Exercise description: From the blog post on antiquities looting, reproduce word for word the stretch from "It seems that" through "decision to buy.".

Passage for review:
I take it Whithers must be a firm of Solicitors. Sounds like some fascinating stories. I do not know about this particular case, but I am familiar with Pierre Valentin. It sounds fascinating. Here is hoping he makes it up to Scotland.

Second, I noticed an AP story by Ariel David which has been picked up by a number of papers in recent weeks. I haven’t noted it before but it is an interesting story of the notorious tombaroli Pietro Casasanta who has testified at the True/Hecht trial and Rome. Here is an excerpt:

It used to be so easy for the “tombaroli,” Italy’s tomb raiders.

Pietro Casasanta had no Indiana Jones-type escapes from angry natives or booby-trapped temples. He worked undisturbed in daylight with a bulldozer, posing as a construction worker to become one of Italy’s most successful plunderers of archaeological treasures.

When he wasn’t in prison, the convicted looter operated for decades in this countryside area outside Rome, benefiting from what he says was lax surveillance that allowed him to dig into ancient Roman villas and unearth statues, pottery and other artifacts, which he then sold for millions of dollars on the illegal antiquities market.

“Nobody cared, and there was so much money going around,” he recalled. “I always worked during the day, with the same hours as construction crews, because at night it was easier to get noticed and to make mistakes.”

Questions or Comments? Email me at derek.fincham@gmail.com

Night Metal Detecting Looting Britain?

Archaeologists claim so, at least in Jasper Copping’s article in the Sunday Telegraph. They claim the practice, called “nighthawking”, is destroying context in a number of protected sites. These detectors then sell the works on the internet or eBay. These claims of antiquities transactions on the internet are thrown about a great deal, but I’m aware of no concrete study or even much in the way of supporting evidence of this claim, though there are sometimes anecdotal claims which are thrown about.

It seems that English Heritage and the British Museum have commissioned a £100,000 study into the scope of the activity, which might lead to new legislation to deal with offenders.

There certainly are problems with the Dealing in Cultural Objects Offences (Act), which makes it difficult to establish wrongdoing when purchasers do not inquire into an object’s provenance. If new legislation is forthcoming, to be truly effective it needs to pinpoint the difficulty in regulating good faith purchasers, and raise the bar for the inquiry which must go into their decision to buy.

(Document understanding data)
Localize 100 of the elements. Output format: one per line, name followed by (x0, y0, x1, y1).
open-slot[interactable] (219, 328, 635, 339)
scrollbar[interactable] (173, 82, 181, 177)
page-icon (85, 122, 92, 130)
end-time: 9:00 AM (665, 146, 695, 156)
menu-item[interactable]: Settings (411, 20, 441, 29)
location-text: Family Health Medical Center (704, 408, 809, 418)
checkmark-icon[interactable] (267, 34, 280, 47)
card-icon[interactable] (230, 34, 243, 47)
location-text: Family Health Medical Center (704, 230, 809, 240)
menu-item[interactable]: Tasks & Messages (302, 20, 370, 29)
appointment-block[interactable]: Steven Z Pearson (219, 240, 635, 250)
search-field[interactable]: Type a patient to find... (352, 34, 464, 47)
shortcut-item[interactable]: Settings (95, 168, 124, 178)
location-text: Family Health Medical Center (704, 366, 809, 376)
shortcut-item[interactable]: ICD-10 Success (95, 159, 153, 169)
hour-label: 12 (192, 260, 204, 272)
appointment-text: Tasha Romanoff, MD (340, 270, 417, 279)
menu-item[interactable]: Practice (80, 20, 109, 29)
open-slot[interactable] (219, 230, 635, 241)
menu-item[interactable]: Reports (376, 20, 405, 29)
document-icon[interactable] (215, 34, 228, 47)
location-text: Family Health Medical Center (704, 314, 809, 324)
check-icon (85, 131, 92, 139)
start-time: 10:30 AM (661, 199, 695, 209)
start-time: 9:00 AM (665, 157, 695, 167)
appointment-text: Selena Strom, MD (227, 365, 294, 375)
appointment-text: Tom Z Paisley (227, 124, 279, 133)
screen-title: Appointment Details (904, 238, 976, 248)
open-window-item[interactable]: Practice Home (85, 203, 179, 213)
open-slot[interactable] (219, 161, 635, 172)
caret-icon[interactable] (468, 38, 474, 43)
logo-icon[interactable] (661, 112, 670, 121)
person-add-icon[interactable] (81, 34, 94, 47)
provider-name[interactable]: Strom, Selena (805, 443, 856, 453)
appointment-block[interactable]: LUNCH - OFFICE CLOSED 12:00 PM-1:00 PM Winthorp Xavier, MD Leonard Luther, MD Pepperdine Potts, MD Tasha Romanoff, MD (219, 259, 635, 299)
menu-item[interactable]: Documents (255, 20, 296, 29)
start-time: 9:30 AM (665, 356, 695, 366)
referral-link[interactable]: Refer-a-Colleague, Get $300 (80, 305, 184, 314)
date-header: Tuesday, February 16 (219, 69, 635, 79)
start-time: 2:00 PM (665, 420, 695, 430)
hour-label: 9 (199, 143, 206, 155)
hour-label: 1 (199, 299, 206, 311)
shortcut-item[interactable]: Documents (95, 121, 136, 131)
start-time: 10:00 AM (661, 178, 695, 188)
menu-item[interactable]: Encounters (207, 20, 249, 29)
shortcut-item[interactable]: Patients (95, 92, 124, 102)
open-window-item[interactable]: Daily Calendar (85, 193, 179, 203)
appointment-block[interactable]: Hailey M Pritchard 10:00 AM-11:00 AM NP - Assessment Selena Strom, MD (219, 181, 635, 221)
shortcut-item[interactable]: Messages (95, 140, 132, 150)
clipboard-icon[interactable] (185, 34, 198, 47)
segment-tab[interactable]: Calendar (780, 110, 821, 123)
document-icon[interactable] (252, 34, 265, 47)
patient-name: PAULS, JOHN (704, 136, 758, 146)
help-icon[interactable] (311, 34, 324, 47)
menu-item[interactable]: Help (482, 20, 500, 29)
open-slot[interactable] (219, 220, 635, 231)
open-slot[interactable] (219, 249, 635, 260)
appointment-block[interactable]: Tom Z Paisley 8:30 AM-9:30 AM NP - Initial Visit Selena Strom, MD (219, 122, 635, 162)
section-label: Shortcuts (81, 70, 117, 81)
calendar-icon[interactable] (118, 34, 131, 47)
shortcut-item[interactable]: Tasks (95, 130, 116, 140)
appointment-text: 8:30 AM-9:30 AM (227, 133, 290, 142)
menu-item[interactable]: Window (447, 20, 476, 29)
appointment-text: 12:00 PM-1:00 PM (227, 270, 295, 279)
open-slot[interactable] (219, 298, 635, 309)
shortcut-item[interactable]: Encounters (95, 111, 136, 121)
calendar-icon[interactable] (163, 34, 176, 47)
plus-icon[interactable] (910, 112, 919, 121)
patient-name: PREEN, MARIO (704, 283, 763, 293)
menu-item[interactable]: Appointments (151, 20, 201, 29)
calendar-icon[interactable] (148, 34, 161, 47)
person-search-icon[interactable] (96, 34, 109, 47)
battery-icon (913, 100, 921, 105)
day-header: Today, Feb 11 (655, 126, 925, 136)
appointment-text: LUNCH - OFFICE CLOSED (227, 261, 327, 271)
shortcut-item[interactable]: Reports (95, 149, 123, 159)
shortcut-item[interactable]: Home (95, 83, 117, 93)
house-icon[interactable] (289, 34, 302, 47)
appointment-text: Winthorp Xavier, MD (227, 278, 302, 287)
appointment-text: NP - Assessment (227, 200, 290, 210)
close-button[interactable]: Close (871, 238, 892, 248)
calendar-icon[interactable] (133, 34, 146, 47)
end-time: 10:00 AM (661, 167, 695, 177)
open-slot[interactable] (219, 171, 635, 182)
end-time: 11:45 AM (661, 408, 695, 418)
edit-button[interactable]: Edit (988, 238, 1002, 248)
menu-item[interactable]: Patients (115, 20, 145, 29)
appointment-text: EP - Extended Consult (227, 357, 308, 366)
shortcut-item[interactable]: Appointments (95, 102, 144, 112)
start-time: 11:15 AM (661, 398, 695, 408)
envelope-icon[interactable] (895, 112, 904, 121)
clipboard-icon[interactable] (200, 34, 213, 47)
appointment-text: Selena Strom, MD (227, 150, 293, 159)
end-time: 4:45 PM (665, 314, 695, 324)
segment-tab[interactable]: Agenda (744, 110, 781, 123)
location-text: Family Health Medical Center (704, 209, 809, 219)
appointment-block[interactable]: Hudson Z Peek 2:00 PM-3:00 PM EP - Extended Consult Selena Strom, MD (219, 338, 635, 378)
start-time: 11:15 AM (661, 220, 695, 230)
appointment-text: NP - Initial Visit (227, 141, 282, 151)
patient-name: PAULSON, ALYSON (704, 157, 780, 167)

The completed task:
It seems that English Heritage and the British Museum have commissioned a £100,000 study into the scope of the activity, which might lead to new legislation to deal with offenders.

There certainly are problems with the Dealing in Cultural Objects Offences (Act), which makes it difficult to establish wrongdoing when purchasers do not inquire into an object’s provenance. If new legislation is forthcoming, to be truly effective it needs to pinpoint the difficulty in regulating good faith purchasers, and raise the bar for the inquiry which must go into their decision to buy.